◆ GIVEN INSTRUCTION ◆
Render every line of the records below as a Markdown table with a Row column for the row number and a Line column for the line, leaving out blank lines.

◆ DATA SUPPLIED ◆
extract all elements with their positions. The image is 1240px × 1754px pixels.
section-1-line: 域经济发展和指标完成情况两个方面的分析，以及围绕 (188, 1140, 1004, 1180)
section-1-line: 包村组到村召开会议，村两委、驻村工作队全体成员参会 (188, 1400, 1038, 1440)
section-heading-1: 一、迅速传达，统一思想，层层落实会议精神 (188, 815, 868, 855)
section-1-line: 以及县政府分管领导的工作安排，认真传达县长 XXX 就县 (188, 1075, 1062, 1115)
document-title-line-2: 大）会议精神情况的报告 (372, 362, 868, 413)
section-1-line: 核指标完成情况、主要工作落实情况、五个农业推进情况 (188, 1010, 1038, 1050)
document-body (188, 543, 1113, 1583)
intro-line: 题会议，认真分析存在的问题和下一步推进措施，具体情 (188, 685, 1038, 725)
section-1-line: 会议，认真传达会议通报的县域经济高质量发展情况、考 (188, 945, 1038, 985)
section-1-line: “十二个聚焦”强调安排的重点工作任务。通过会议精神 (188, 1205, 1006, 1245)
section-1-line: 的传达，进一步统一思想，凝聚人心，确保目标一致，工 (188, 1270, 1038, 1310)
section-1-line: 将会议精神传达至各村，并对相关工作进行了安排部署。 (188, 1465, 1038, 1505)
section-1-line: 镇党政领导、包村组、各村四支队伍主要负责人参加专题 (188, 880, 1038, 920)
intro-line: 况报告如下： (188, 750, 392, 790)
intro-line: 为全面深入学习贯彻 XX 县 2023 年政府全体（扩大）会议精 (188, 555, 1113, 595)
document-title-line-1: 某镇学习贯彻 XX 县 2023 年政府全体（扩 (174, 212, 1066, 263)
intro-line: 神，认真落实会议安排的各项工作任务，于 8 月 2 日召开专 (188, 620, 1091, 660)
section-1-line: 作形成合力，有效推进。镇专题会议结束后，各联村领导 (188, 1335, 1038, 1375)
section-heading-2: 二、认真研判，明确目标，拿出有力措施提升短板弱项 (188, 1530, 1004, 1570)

◆ OUTPUT BELOW ◆
| Row | Line |
|---|---|
| 1 | extract all elements with their positions. The image is 1240px × 1754px pixels. |
| 2 | section-1-line: 域经济发展和指标完成情况两个方面的分析，以及围绕 (188, 1140, 1004, 1180) |
| 3 | section-1-line: 包村组到村召开会议，村两委、驻村工作队全体成员参会 (188, 1400, 1038, 1440) |
| 4 | section-heading-1: 一、迅速传达，统一思想，层层落实会议精神 (188, 815, 868, 855) |
| 5 | section-1-line: 以及县政府分管领导的工作安排，认真传达县长 XXX 就县 (188, 1075, 1062, 1115) |
| 6 | document-title-line-2: 大）会议精神情况的报告 (372, 362, 868, 413) |
| 7 | section-1-line: 核指标完成情况、主要工作落实情况、五个农业推进情况 (188, 1010, 1038, 1050) |
| 8 | document-body (188, 543, 1113, 1583) |
| 9 | intro-line: 题会议，认真分析存在的问题和下一步推进措施，具体情 (188, 685, 1038, 725) |
| 10 | section-1-line: 会议，认真传达会议通报的县域经济高质量发展情况、考 (188, 945, 1038, 985) |
| 11 | section-1-line: “十二个聚焦”强调安排的重点工作任务。通过会议精神 (188, 1205, 1006, 1245) |
| 12 | section-1-line: 的传达，进一步统一思想，凝聚人心，确保目标一致，工 (188, 1270, 1038, 1310) |
| 13 | section-1-line: 将会议精神传达至各村，并对相关工作进行了安排部署。 (188, 1465, 1038, 1505) |
| 14 | section-1-line: 镇党政领导、包村组、各村四支队伍主要负责人参加专题 (188, 880, 1038, 920) |
| 15 | intro-line: 况报告如下： (188, 750, 392, 790) |
| 16 | intro-line: 为全面深入学习贯彻 XX 县 2023 年政府全体（扩大）会议精 (188, 555, 1113, 595) |
| 17 | document-title-line-1: 某镇学习贯彻 XX 县 2023 年政府全体（扩 (174, 212, 1066, 263) |
| 18 | intro-line: 神，认真落实会议安排的各项工作任务，于 8 月 2 日召开专 (188, 620, 1091, 660) |
| 19 | section-1-line: 作形成合力，有效推进。镇专题会议结束后，各联村领导 (188, 1335, 1038, 1375) |
| 20 | section-heading-2: 二、认真研判，明确目标，拿出有力措施提升短板弱项 (188, 1530, 1004, 1570) |